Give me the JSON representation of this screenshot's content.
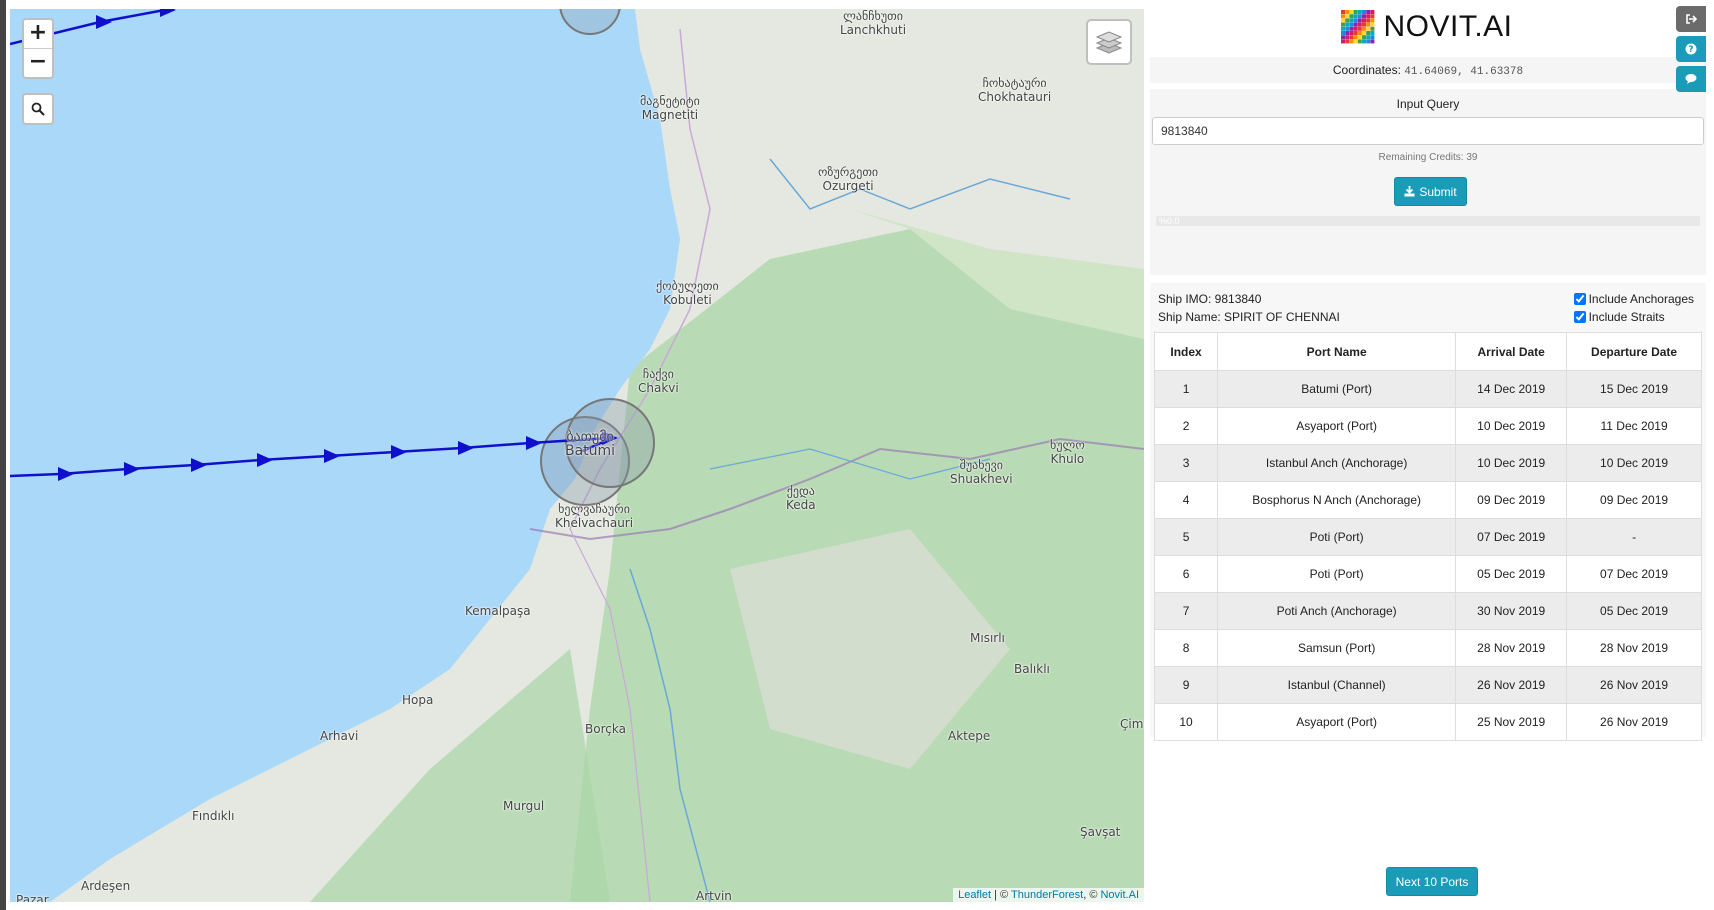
{
  "map": {
    "zoom_in": "+",
    "zoom_out": "−",
    "attribution": {
      "leaflet": "Leaflet",
      "sep1": " | © ",
      "thunderforest": "ThunderForest",
      "sep2": ", © ",
      "novit": "Novit.AI"
    },
    "places": [
      {
        "id": "lanchkhuti",
        "text": "ლანჩხუთი\nLanchkhuti"
      },
      {
        "id": "chokhatauri",
        "text": "ჩოხატაური\nChokhatauri"
      },
      {
        "id": "magnetiti",
        "text": "მაგნეტიტი\nMagnetiti"
      },
      {
        "id": "ozurgeti",
        "text": "ოზურგეთი\nOzurgeti"
      },
      {
        "id": "kobuleti",
        "text": "ქობულეთი\nKobuleti"
      },
      {
        "id": "chakvi",
        "text": "ჩაქვი\nChakvi"
      },
      {
        "id": "batumi",
        "text": "ბათუმი\nBatumi"
      },
      {
        "id": "khulo",
        "text": "ხულო\nKhulo"
      },
      {
        "id": "shuakhevi",
        "text": "შუახევი\nShuakhevi"
      },
      {
        "id": "keda",
        "text": "ქედა\nKeda"
      },
      {
        "id": "khelvachauri",
        "text": "ხელვაჩაური\nKhelvachauri"
      },
      {
        "id": "kemalpasa",
        "text": "Kemalpaşa"
      },
      {
        "id": "hopa",
        "text": "Hopa"
      },
      {
        "id": "arhavi",
        "text": "Arhavi"
      },
      {
        "id": "borcka",
        "text": "Borçka"
      },
      {
        "id": "misirli",
        "text": "Mısırlı"
      },
      {
        "id": "balikli",
        "text": "Balıklı"
      },
      {
        "id": "cim",
        "text": "Çim"
      },
      {
        "id": "aktepe",
        "text": "Aktepe"
      },
      {
        "id": "murgul",
        "text": "Murgul"
      },
      {
        "id": "findikli",
        "text": "Fındıklı"
      },
      {
        "id": "savsat",
        "text": "Şavşat"
      },
      {
        "id": "ardesen",
        "text": "Ardeşen"
      },
      {
        "id": "artvin",
        "text": "Artvin"
      },
      {
        "id": "pazar",
        "text": "Pazar"
      }
    ]
  },
  "header": {
    "logo_text": "NOVIT.AI",
    "coords_label": "Coordinates:",
    "coords_value": "41.64069, 41.63378"
  },
  "query": {
    "label": "Input Query",
    "value": "9813840",
    "credits": "Remaining Credits: 39",
    "submit": "Submit",
    "progress": "%0.0"
  },
  "ship": {
    "imo": "Ship IMO: 9813840",
    "name": "Ship Name: SPIRIT OF CHENNAI",
    "include_anchorages": "Include Anchorages",
    "include_straits": "Include Straits"
  },
  "table": {
    "headers": [
      "Index",
      "Port Name",
      "Arrival Date",
      "Departure Date"
    ],
    "rows": [
      [
        "1",
        "Batumi (Port)",
        "14 Dec 2019",
        "15 Dec 2019"
      ],
      [
        "2",
        "Asyaport (Port)",
        "10 Dec 2019",
        "11 Dec 2019"
      ],
      [
        "3",
        "Istanbul Anch (Anchorage)",
        "10 Dec 2019",
        "10 Dec 2019"
      ],
      [
        "4",
        "Bosphorus N Anch (Anchorage)",
        "09 Dec 2019",
        "09 Dec 2019"
      ],
      [
        "5",
        "Poti (Port)",
        "07 Dec 2019",
        "-"
      ],
      [
        "6",
        "Poti (Port)",
        "05 Dec 2019",
        "07 Dec 2019"
      ],
      [
        "7",
        "Poti Anch (Anchorage)",
        "30 Nov 2019",
        "05 Dec 2019"
      ],
      [
        "8",
        "Samsun (Port)",
        "28 Nov 2019",
        "28 Nov 2019"
      ],
      [
        "9",
        "Istanbul (Channel)",
        "26 Nov 2019",
        "26 Nov 2019"
      ],
      [
        "10",
        "Asyaport (Port)",
        "25 Nov 2019",
        "26 Nov 2019"
      ]
    ],
    "next_button": "Next 10 Ports"
  },
  "colors": {
    "accent": "#1a9bb8",
    "sea": "#aad8f8",
    "route": "#1010cc",
    "side_dark": "#6b6b6b"
  }
}
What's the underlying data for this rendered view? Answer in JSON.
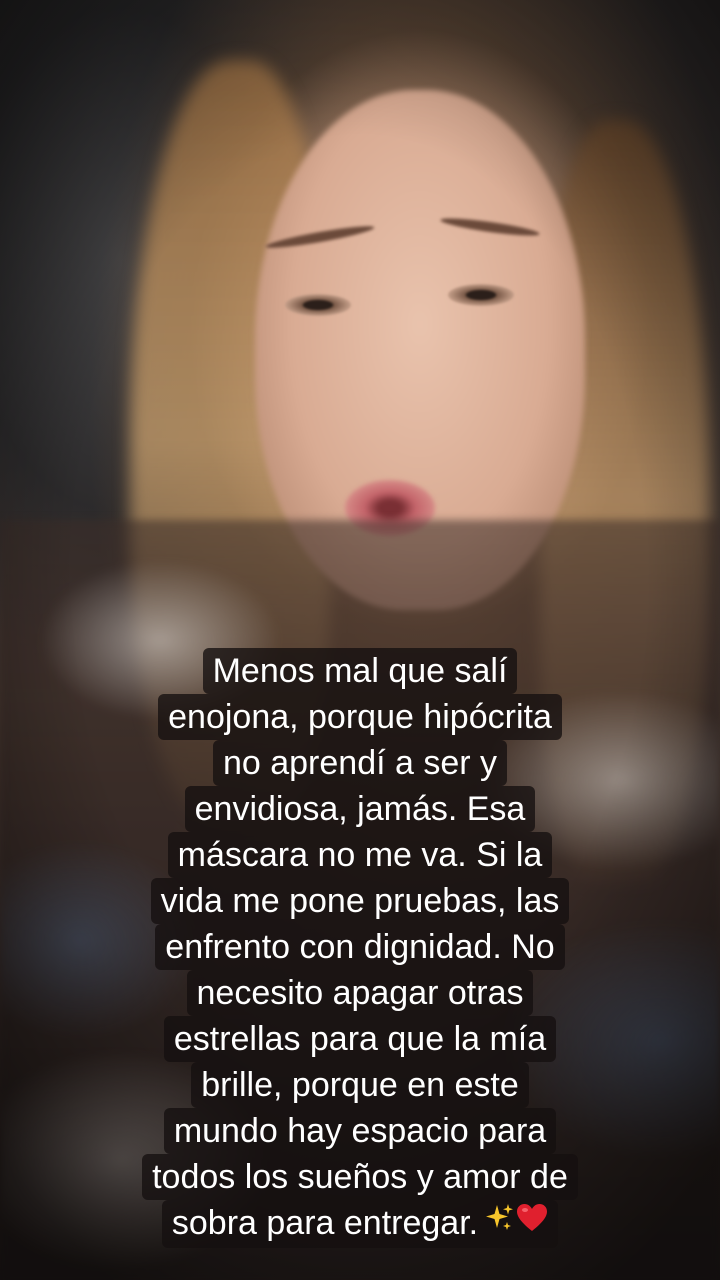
{
  "caption": {
    "lines": [
      "Menos mal que salí",
      "enojona, porque hipócrita",
      "no aprendí a ser y",
      "envidiosa, jamás. Esa",
      "máscara no me va. Si la",
      "vida me pone pruebas, las",
      "enfrento con dignidad. No",
      "necesito apagar otras",
      "estrellas para que la mía",
      "brille, porque en este",
      "mundo hay espacio para",
      "todos los sueños y amor de",
      "sobra para entregar."
    ],
    "trailing_icons": [
      "sparkles-icon",
      "red-heart-icon"
    ]
  },
  "colors": {
    "caption_background": "#141010",
    "caption_text": "#ffffff",
    "heart": "#e0202e",
    "sparkles": "#f7c52b"
  }
}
# # #
# STATED EXERCISE
In your copy, leave out the pictures and reproduce the material above exactly.

# TASK OUTPUT
Give me the JSON representation of this screenshot's content.
{
  "map": {
    "zoom_in": "+",
    "zoom_out": "−",
    "attribution": {
      "leaflet": "Leaflet",
      "sep1": " | © ",
      "thunderforest": "ThunderForest",
      "sep2": ", © ",
      "novit": "Novit.AI"
    },
    "places": [
      {
        "id": "lanchkhuti",
        "text": "ლანჩხუთი\nLanchkhuti"
      },
      {
        "id": "chokhatauri",
        "text": "ჩოხატაური\nChokhatauri"
      },
      {
        "id": "magnetiti",
        "text": "მაგნეტიტი\nMagnetiti"
      },
      {
        "id": "ozurgeti",
        "text": "ოზურგეთი\nOzurgeti"
      },
      {
        "id": "kobuleti",
        "text": "ქობულეთი\nKobuleti"
      },
      {
        "id": "chakvi",
        "text": "ჩაქვი\nChakvi"
      },
      {
        "id": "batumi",
        "text": "ბათუმი\nBatumi"
      },
      {
        "id": "khulo",
        "text": "ხულო\nKhulo"
      },
      {
        "id": "shuakhevi",
        "text": "შუახევი\nShuakhevi"
      },
      {
        "id": "keda",
        "text": "ქედა\nKeda"
      },
      {
        "id": "khelvachauri",
        "text": "ხელვაჩაური\nKhelvachauri"
      },
      {
        "id": "kemalpasa",
        "text": "Kemalpaşa"
      },
      {
        "id": "hopa",
        "text": "Hopa"
      },
      {
        "id": "arhavi",
        "text": "Arhavi"
      },
      {
        "id": "borcka",
        "text": "Borçka"
      },
      {
        "id": "misirli",
        "text": "Mısırlı"
      },
      {
        "id": "balikli",
        "text": "Balıklı"
      },
      {
        "id": "cim",
        "text": "Çim"
      },
      {
        "id": "aktepe",
        "text": "Aktepe"
      },
      {
        "id": "murgul",
        "text": "Murgul"
      },
      {
        "id": "findikli",
        "text": "Fındıklı"
      },
      {
        "id": "savsat",
        "text": "Şavşat"
      },
      {
        "id": "ardesen",
        "text": "Ardeşen"
      },
      {
        "id": "artvin",
        "text": "Artvin"
      },
      {
        "id": "pazar",
        "text": "Pazar"
      }
    ]
  },
  "header": {
    "logo_text": "NOVIT.AI",
    "coords_label": "Coordinates:",
    "coords_value": "41.64069, 41.63378"
  },
  "query": {
    "label": "Input Query",
    "value": "9813840",
    "credits": "Remaining Credits: 39",
    "submit": "Submit",
    "progress": "%0.0"
  },
  "ship": {
    "imo": "Ship IMO: 9813840",
    "name": "Ship Name: SPIRIT OF CHENNAI",
    "include_anchorages": "Include Anchorages",
    "include_straits": "Include Straits"
  },
  "table": {
    "headers": [
      "Index",
      "Port Name",
      "Arrival Date",
      "Departure Date"
    ],
    "rows": [
      [
        "1",
        "Batumi (Port)",
        "14 Dec 2019",
        "15 Dec 2019"
      ],
      [
        "2",
        "Asyaport (Port)",
        "10 Dec 2019",
        "11 Dec 2019"
      ],
      [
        "3",
        "Istanbul Anch (Anchorage)",
        "10 Dec 2019",
        "10 Dec 2019"
      ],
      [
        "4",
        "Bosphorus N Anch (Anchorage)",
        "09 Dec 2019",
        "09 Dec 2019"
      ],
      [
        "5",
        "Poti (Port)",
        "07 Dec 2019",
        "-"
      ],
      [
        "6",
        "Poti (Port)",
        "05 Dec 2019",
        "07 Dec 2019"
      ],
      [
        "7",
        "Poti Anch (Anchorage)",
        "30 Nov 2019",
        "05 Dec 2019"
      ],
      [
        "8",
        "Samsun (Port)",
        "28 Nov 2019",
        "28 Nov 2019"
      ],
      [
        "9",
        "Istanbul (Channel)",
        "26 Nov 2019",
        "26 Nov 2019"
      ],
      [
        "10",
        "Asyaport (Port)",
        "25 Nov 2019",
        "26 Nov 2019"
      ]
    ],
    "next_button": "Next 10 Ports"
  },
  "colors": {
    "accent": "#1a9bb8",
    "sea": "#aad8f8",
    "route": "#1010cc",
    "side_dark": "#6b6b6b"
  }
}
What's the underlying data for this rendered view? Answer in JSON.
{
  "caption": {
    "lines": [
      "Menos mal que salí",
      "enojona, porque hipócrita",
      "no aprendí a ser y",
      "envidiosa, jamás. Esa",
      "máscara no me va. Si la",
      "vida me pone pruebas, las",
      "enfrento con dignidad. No",
      "necesito apagar otras",
      "estrellas para que la mía",
      "brille, porque en este",
      "mundo hay espacio para",
      "todos los sueños y amor de",
      "sobra para entregar."
    ],
    "trailing_icons": [
      "sparkles-icon",
      "red-heart-icon"
    ]
  },
  "colors": {
    "caption_background": "#141010",
    "caption_text": "#ffffff",
    "heart": "#e0202e",
    "sparkles": "#f7c52b"
  }
}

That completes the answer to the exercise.